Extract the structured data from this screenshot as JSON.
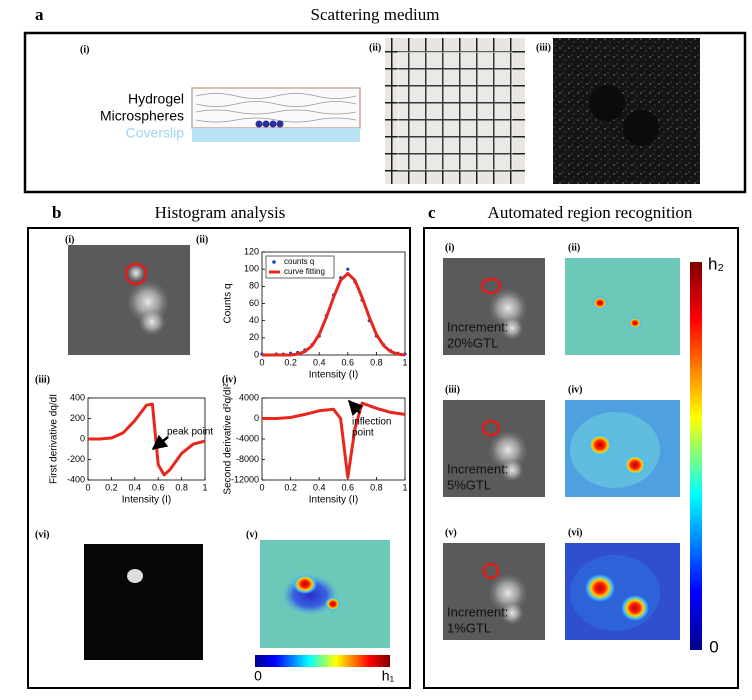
{
  "panel_a": {
    "label": "a",
    "title": "Scattering medium",
    "sublabels": [
      "(i)",
      "(ii)",
      "(iii)"
    ],
    "hydrogel": "Hydrogel",
    "microspheres": "Microspheres",
    "coverslip": "Coverslip"
  },
  "panel_b": {
    "label": "b",
    "title": "Histogram analysis",
    "sublabels": [
      "(i)",
      "(ii)",
      "(iii)",
      "(iv)",
      "(vi)",
      "(v)"
    ],
    "colorbar": {
      "min_label": "0",
      "max_label": "h₁"
    }
  },
  "panel_c": {
    "label": "c",
    "title": "Automated region recognition",
    "sublabels": [
      "(i)",
      "(ii)",
      "(iii)",
      "(iv)",
      "(v)",
      "(vi)"
    ],
    "rows": [
      {
        "increment_label": "Increment:",
        "increment_value": "20%GTL"
      },
      {
        "increment_label": "Increment:",
        "increment_value": "5%GTL"
      },
      {
        "increment_label": "Increment:",
        "increment_value": "1%GTL"
      }
    ],
    "colorbar": {
      "max_label": "h₂",
      "min_label": "0"
    }
  },
  "chart_data": [
    {
      "type": "line",
      "xlabel": "Intensity (I)",
      "ylabel": "Counts q",
      "x": [
        0,
        0.05,
        0.1,
        0.15,
        0.2,
        0.25,
        0.3,
        0.35,
        0.4,
        0.45,
        0.5,
        0.55,
        0.6,
        0.65,
        0.7,
        0.75,
        0.8,
        0.85,
        0.9,
        0.95,
        1
      ],
      "series": [
        {
          "name": "counts q",
          "color": "#1f3fbf",
          "marker": "dot",
          "values": [
            1,
            0,
            1,
            1,
            2,
            3,
            6,
            12,
            22,
            46,
            70,
            90,
            100,
            85,
            64,
            40,
            22,
            12,
            5,
            2,
            1
          ]
        },
        {
          "name": "curve fitting",
          "color": "#e8261c",
          "marker": "line",
          "values": [
            0,
            0,
            0,
            0,
            0,
            1,
            4,
            11,
            24,
            44,
            67,
            87,
            95,
            87,
            67,
            44,
            24,
            11,
            4,
            1,
            0
          ]
        }
      ],
      "legend": "upper left",
      "xlim": [
        0,
        1
      ],
      "xticks": [
        0,
        0.2,
        0.4,
        0.6,
        0.8,
        1
      ],
      "ylim": [
        0,
        120
      ],
      "yticks": [
        0,
        20,
        40,
        60,
        80,
        100,
        120
      ]
    },
    {
      "type": "line",
      "xlabel": "Intensity (I)",
      "ylabel": "First derivative dq/dI",
      "x": [
        0,
        0.1,
        0.2,
        0.3,
        0.4,
        0.5,
        0.55,
        0.6,
        0.65,
        0.7,
        0.8,
        0.9,
        1
      ],
      "series": [
        {
          "color": "#e8261c",
          "marker": "line",
          "values": [
            0,
            0,
            10,
            60,
            180,
            330,
            340,
            -250,
            -350,
            -300,
            -140,
            -50,
            -20
          ]
        }
      ],
      "annotation": [
        "peak point"
      ],
      "xlim": [
        0,
        1
      ],
      "xticks": [
        0,
        0.2,
        0.4,
        0.6,
        0.8,
        1
      ],
      "ylim": [
        -400,
        400
      ],
      "yticks": [
        -400,
        -200,
        0,
        200,
        400
      ]
    },
    {
      "type": "line",
      "xlabel": "Intensity (I)",
      "ylabel": "Second derivative d²q/dI²",
      "x": [
        0,
        0.1,
        0.2,
        0.3,
        0.4,
        0.5,
        0.55,
        0.6,
        0.65,
        0.7,
        0.8,
        0.9,
        1
      ],
      "series": [
        {
          "color": "#e8261c",
          "marker": "line",
          "values": [
            0,
            0,
            200,
            800,
            1500,
            1800,
            0,
            -11500,
            -2000,
            3000,
            2000,
            1200,
            800
          ]
        }
      ],
      "annotation": [
        "inflection",
        "point"
      ],
      "xlim": [
        0,
        1
      ],
      "xticks": [
        0,
        0.2,
        0.4,
        0.6,
        0.8,
        1
      ],
      "ylim": [
        -12000,
        4000
      ],
      "yticks": [
        -12000,
        -8000,
        -4000,
        0,
        4000
      ]
    }
  ]
}
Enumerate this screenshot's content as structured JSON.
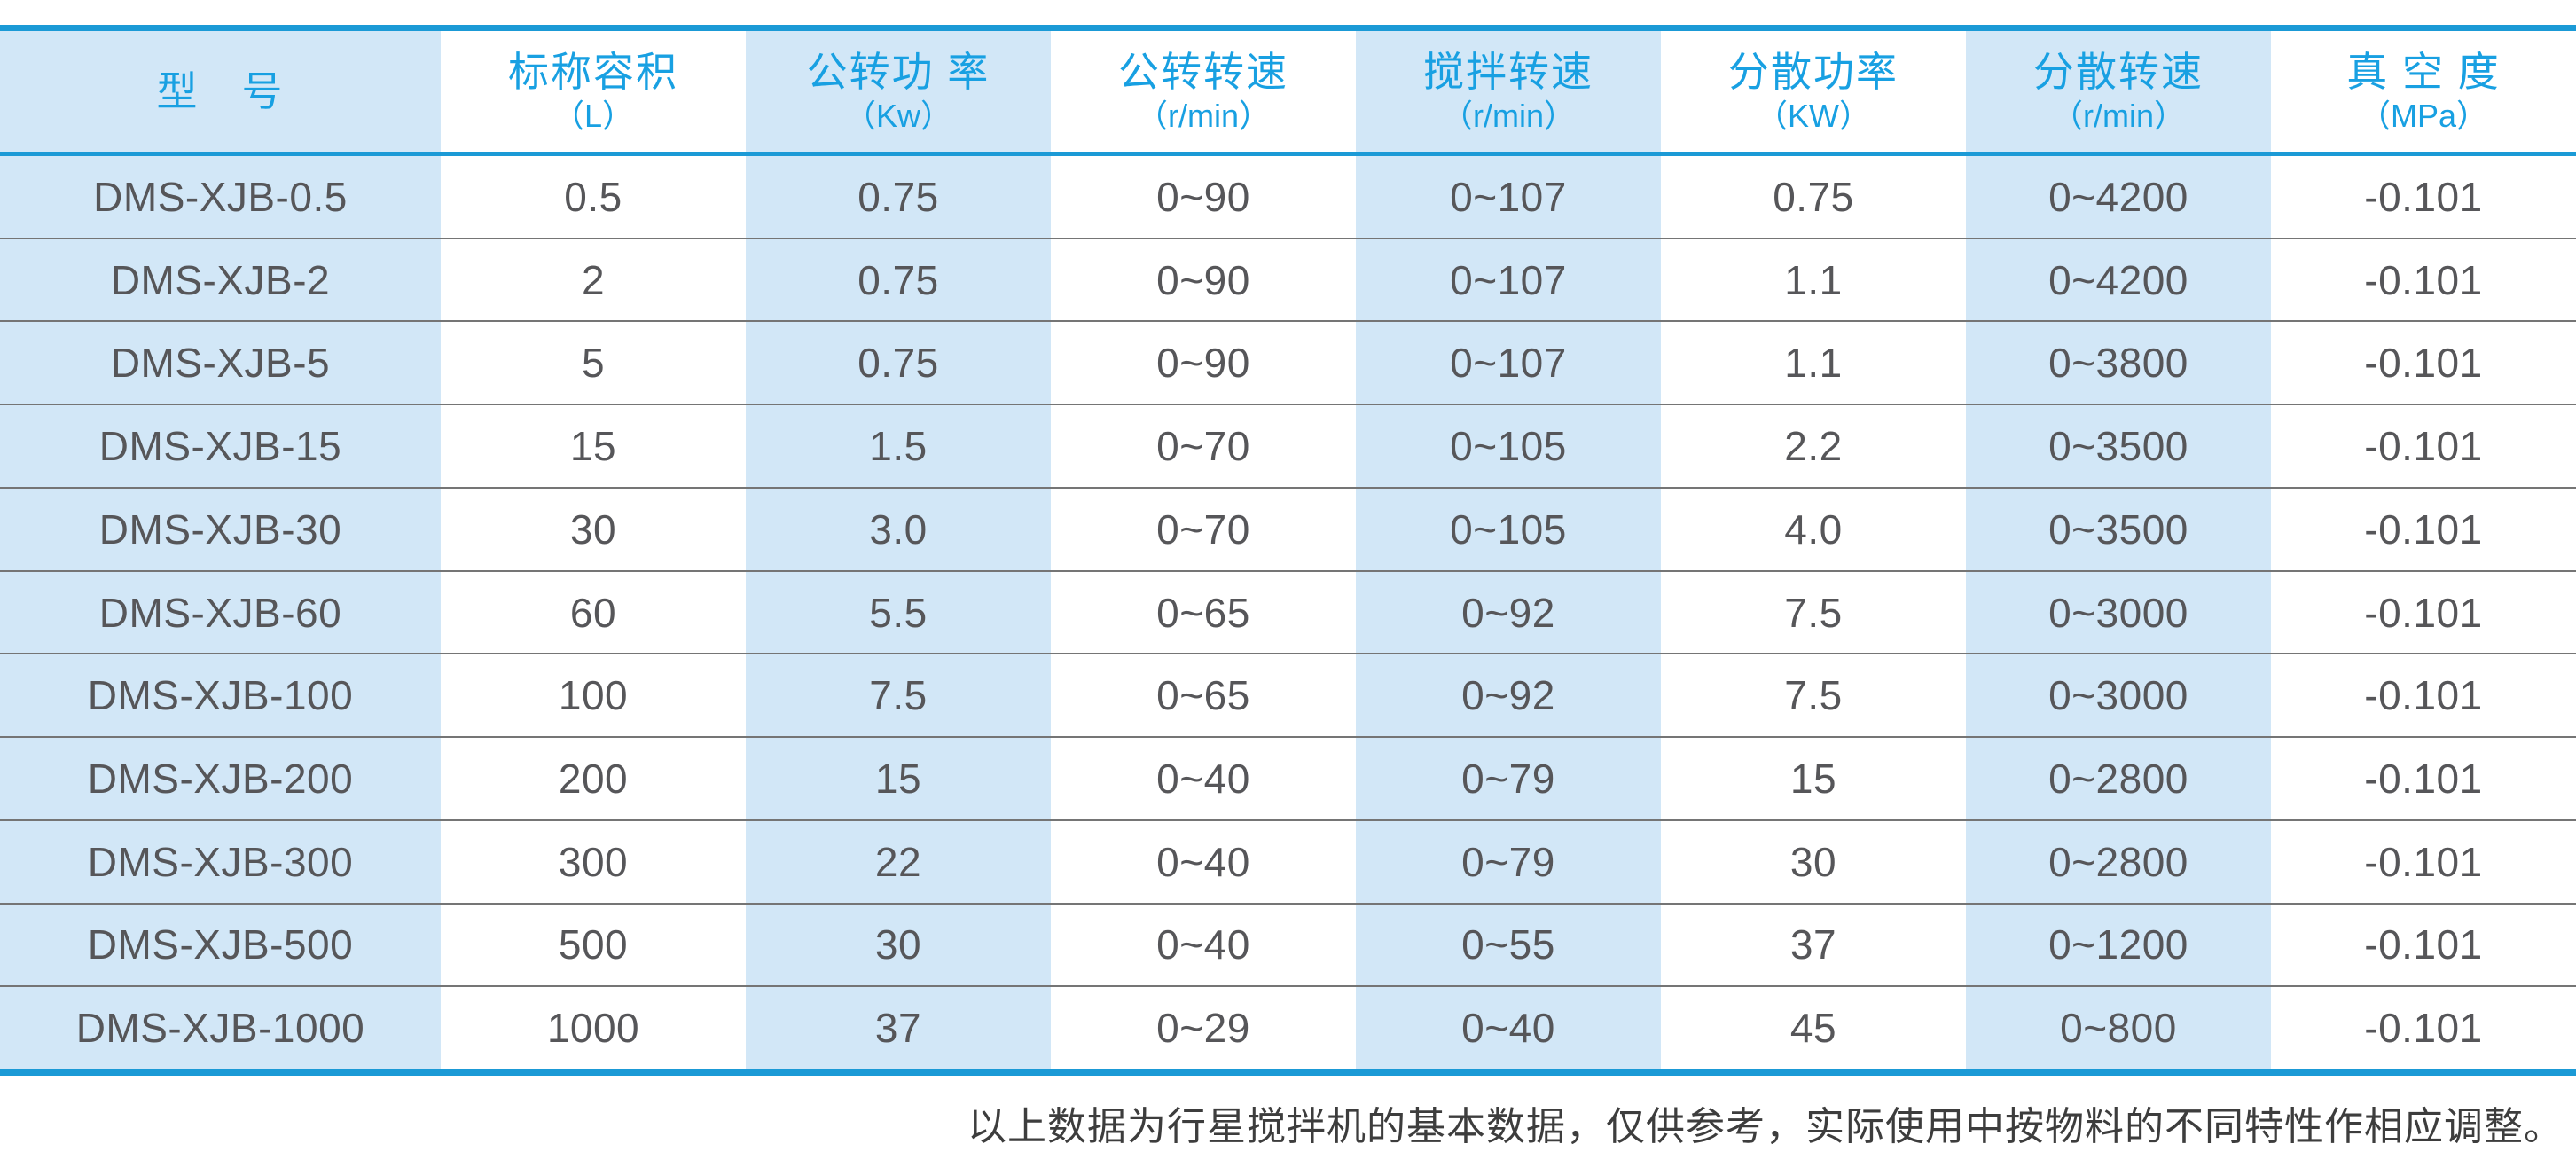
{
  "table": {
    "columns": [
      {
        "key": "model",
        "main": "型　号",
        "sub": "",
        "shaded": true
      },
      {
        "key": "capacity",
        "main": "标称容积",
        "sub": "（L）",
        "shaded": false
      },
      {
        "key": "rev-power",
        "main": "公转功 率",
        "sub": "（Kw）",
        "shaded": true
      },
      {
        "key": "rev-speed",
        "main": "公转转速",
        "sub": "（r/min）",
        "shaded": false
      },
      {
        "key": "stir-speed",
        "main": "搅拌转速",
        "sub": "（r/min）",
        "shaded": true
      },
      {
        "key": "dispersal-power",
        "main": "分散功率",
        "sub": "（KW）",
        "shaded": false
      },
      {
        "key": "dispersal-speed",
        "main": "分散转速",
        "sub": "（r/min）",
        "shaded": true
      },
      {
        "key": "vacuum",
        "main": "真 空 度",
        "sub": "（MPa）",
        "shaded": false
      }
    ],
    "rows": [
      [
        "DMS-XJB-0.5",
        "0.5",
        "0.75",
        "0~90",
        "0~107",
        "0.75",
        "0~4200",
        "-0.101"
      ],
      [
        "DMS-XJB-2",
        "2",
        "0.75",
        "0~90",
        "0~107",
        "1.1",
        "0~4200",
        "-0.101"
      ],
      [
        "DMS-XJB-5",
        "5",
        "0.75",
        "0~90",
        "0~107",
        "1.1",
        "0~3800",
        "-0.101"
      ],
      [
        "DMS-XJB-15",
        "15",
        "1.5",
        "0~70",
        "0~105",
        "2.2",
        "0~3500",
        "-0.101"
      ],
      [
        "DMS-XJB-30",
        "30",
        "3.0",
        "0~70",
        "0~105",
        "4.0",
        "0~3500",
        "-0.101"
      ],
      [
        "DMS-XJB-60",
        "60",
        "5.5",
        "0~65",
        "0~92",
        "7.5",
        "0~3000",
        "-0.101"
      ],
      [
        "DMS-XJB-100",
        "100",
        "7.5",
        "0~65",
        "0~92",
        "7.5",
        "0~3000",
        "-0.101"
      ],
      [
        "DMS-XJB-200",
        "200",
        "15",
        "0~40",
        "0~79",
        "15",
        "0~2800",
        "-0.101"
      ],
      [
        "DMS-XJB-300",
        "300",
        "22",
        "0~40",
        "0~79",
        "30",
        "0~2800",
        "-0.101"
      ],
      [
        "DMS-XJB-500",
        "500",
        "30",
        "0~40",
        "0~55",
        "37",
        "0~1200",
        "-0.101"
      ],
      [
        "DMS-XJB-1000",
        "1000",
        "37",
        "0~29",
        "0~40",
        "45",
        "0~800",
        "-0.101"
      ]
    ]
  },
  "note": {
    "text": "以上数据为行星搅拌机的基本数据，仅供参考，实际使用中按物料的不同特性作相应调整。"
  },
  "colors": {
    "accent_blue": "#1b9ad6",
    "header_text_blue": "#18a0e2",
    "shaded_column_blue": "#d2e7f7",
    "data_text_gray": "#565659",
    "row_line_gray": "#757575",
    "note_text_gray": "#3d3d3d"
  }
}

## [Problem to solve]
Each record should be quoted exactly, with the images omitted.

## [Output]
Extract the structured data from this screenshot as JSON.
{
  "panel_a": {
    "label": "a",
    "title": "Scattering medium",
    "sublabels": [
      "(i)",
      "(ii)",
      "(iii)"
    ],
    "hydrogel": "Hydrogel",
    "microspheres": "Microspheres",
    "coverslip": "Coverslip"
  },
  "panel_b": {
    "label": "b",
    "title": "Histogram analysis",
    "sublabels": [
      "(i)",
      "(ii)",
      "(iii)",
      "(iv)",
      "(vi)",
      "(v)"
    ],
    "colorbar": {
      "min_label": "0",
      "max_label": "h₁"
    }
  },
  "panel_c": {
    "label": "c",
    "title": "Automated region recognition",
    "sublabels": [
      "(i)",
      "(ii)",
      "(iii)",
      "(iv)",
      "(v)",
      "(vi)"
    ],
    "rows": [
      {
        "increment_label": "Increment:",
        "increment_value": "20%GTL"
      },
      {
        "increment_label": "Increment:",
        "increment_value": "5%GTL"
      },
      {
        "increment_label": "Increment:",
        "increment_value": "1%GTL"
      }
    ],
    "colorbar": {
      "max_label": "h₂",
      "min_label": "0"
    }
  },
  "chart_data": [
    {
      "type": "line",
      "xlabel": "Intensity (I)",
      "ylabel": "Counts q",
      "x": [
        0,
        0.05,
        0.1,
        0.15,
        0.2,
        0.25,
        0.3,
        0.35,
        0.4,
        0.45,
        0.5,
        0.55,
        0.6,
        0.65,
        0.7,
        0.75,
        0.8,
        0.85,
        0.9,
        0.95,
        1
      ],
      "series": [
        {
          "name": "counts q",
          "color": "#1f3fbf",
          "marker": "dot",
          "values": [
            1,
            0,
            1,
            1,
            2,
            3,
            6,
            12,
            22,
            46,
            70,
            90,
            100,
            85,
            64,
            40,
            22,
            12,
            5,
            2,
            1
          ]
        },
        {
          "name": "curve fitting",
          "color": "#e8261c",
          "marker": "line",
          "values": [
            0,
            0,
            0,
            0,
            0,
            1,
            4,
            11,
            24,
            44,
            67,
            87,
            95,
            87,
            67,
            44,
            24,
            11,
            4,
            1,
            0
          ]
        }
      ],
      "legend": "upper left",
      "xlim": [
        0,
        1
      ],
      "xticks": [
        0,
        0.2,
        0.4,
        0.6,
        0.8,
        1
      ],
      "ylim": [
        0,
        120
      ],
      "yticks": [
        0,
        20,
        40,
        60,
        80,
        100,
        120
      ]
    },
    {
      "type": "line",
      "xlabel": "Intensity (I)",
      "ylabel": "First derivative dq/dI",
      "x": [
        0,
        0.1,
        0.2,
        0.3,
        0.4,
        0.5,
        0.55,
        0.6,
        0.65,
        0.7,
        0.8,
        0.9,
        1
      ],
      "series": [
        {
          "color": "#e8261c",
          "marker": "line",
          "values": [
            0,
            0,
            10,
            60,
            180,
            330,
            340,
            -250,
            -350,
            -300,
            -140,
            -50,
            -20
          ]
        }
      ],
      "annotation": [
        "peak point"
      ],
      "xlim": [
        0,
        1
      ],
      "xticks": [
        0,
        0.2,
        0.4,
        0.6,
        0.8,
        1
      ],
      "ylim": [
        -400,
        400
      ],
      "yticks": [
        -400,
        -200,
        0,
        200,
        400
      ]
    },
    {
      "type": "line",
      "xlabel": "Intensity (I)",
      "ylabel": "Second derivative d²q/dI²",
      "x": [
        0,
        0.1,
        0.2,
        0.3,
        0.4,
        0.5,
        0.55,
        0.6,
        0.65,
        0.7,
        0.8,
        0.9,
        1
      ],
      "series": [
        {
          "color": "#e8261c",
          "marker": "line",
          "values": [
            0,
            0,
            200,
            800,
            1500,
            1800,
            0,
            -11500,
            -2000,
            3000,
            2000,
            1200,
            800
          ]
        }
      ],
      "annotation": [
        "inflection",
        "point"
      ],
      "xlim": [
        0,
        1
      ],
      "xticks": [
        0,
        0.2,
        0.4,
        0.6,
        0.8,
        1
      ],
      "ylim": [
        -12000,
        4000
      ],
      "yticks": [
        -12000,
        -8000,
        -4000,
        0,
        4000
      ]
    }
  ]
}
Enumerate this screenshot's content as structured JSON.
{
  "table": {
    "columns": [
      {
        "key": "model",
        "main": "型　号",
        "sub": "",
        "shaded": true
      },
      {
        "key": "capacity",
        "main": "标称容积",
        "sub": "（L）",
        "shaded": false
      },
      {
        "key": "rev-power",
        "main": "公转功 率",
        "sub": "（Kw）",
        "shaded": true
      },
      {
        "key": "rev-speed",
        "main": "公转转速",
        "sub": "（r/min）",
        "shaded": false
      },
      {
        "key": "stir-speed",
        "main": "搅拌转速",
        "sub": "（r/min）",
        "shaded": true
      },
      {
        "key": "dispersal-power",
        "main": "分散功率",
        "sub": "（KW）",
        "shaded": false
      },
      {
        "key": "dispersal-speed",
        "main": "分散转速",
        "sub": "（r/min）",
        "shaded": true
      },
      {
        "key": "vacuum",
        "main": "真 空 度",
        "sub": "（MPa）",
        "shaded": false
      }
    ],
    "rows": [
      [
        "DMS-XJB-0.5",
        "0.5",
        "0.75",
        "0~90",
        "0~107",
        "0.75",
        "0~4200",
        "-0.101"
      ],
      [
        "DMS-XJB-2",
        "2",
        "0.75",
        "0~90",
        "0~107",
        "1.1",
        "0~4200",
        "-0.101"
      ],
      [
        "DMS-XJB-5",
        "5",
        "0.75",
        "0~90",
        "0~107",
        "1.1",
        "0~3800",
        "-0.101"
      ],
      [
        "DMS-XJB-15",
        "15",
        "1.5",
        "0~70",
        "0~105",
        "2.2",
        "0~3500",
        "-0.101"
      ],
      [
        "DMS-XJB-30",
        "30",
        "3.0",
        "0~70",
        "0~105",
        "4.0",
        "0~3500",
        "-0.101"
      ],
      [
        "DMS-XJB-60",
        "60",
        "5.5",
        "0~65",
        "0~92",
        "7.5",
        "0~3000",
        "-0.101"
      ],
      [
        "DMS-XJB-100",
        "100",
        "7.5",
        "0~65",
        "0~92",
        "7.5",
        "0~3000",
        "-0.101"
      ],
      [
        "DMS-XJB-200",
        "200",
        "15",
        "0~40",
        "0~79",
        "15",
        "0~2800",
        "-0.101"
      ],
      [
        "DMS-XJB-300",
        "300",
        "22",
        "0~40",
        "0~79",
        "30",
        "0~2800",
        "-0.101"
      ],
      [
        "DMS-XJB-500",
        "500",
        "30",
        "0~40",
        "0~55",
        "37",
        "0~1200",
        "-0.101"
      ],
      [
        "DMS-XJB-1000",
        "1000",
        "37",
        "0~29",
        "0~40",
        "45",
        "0~800",
        "-0.101"
      ]
    ]
  },
  "note": {
    "text": "以上数据为行星搅拌机的基本数据，仅供参考，实际使用中按物料的不同特性作相应调整。"
  },
  "colors": {
    "accent_blue": "#1b9ad6",
    "header_text_blue": "#18a0e2",
    "shaded_column_blue": "#d2e7f7",
    "data_text_gray": "#565659",
    "row_line_gray": "#757575",
    "note_text_gray": "#3d3d3d"
  }
}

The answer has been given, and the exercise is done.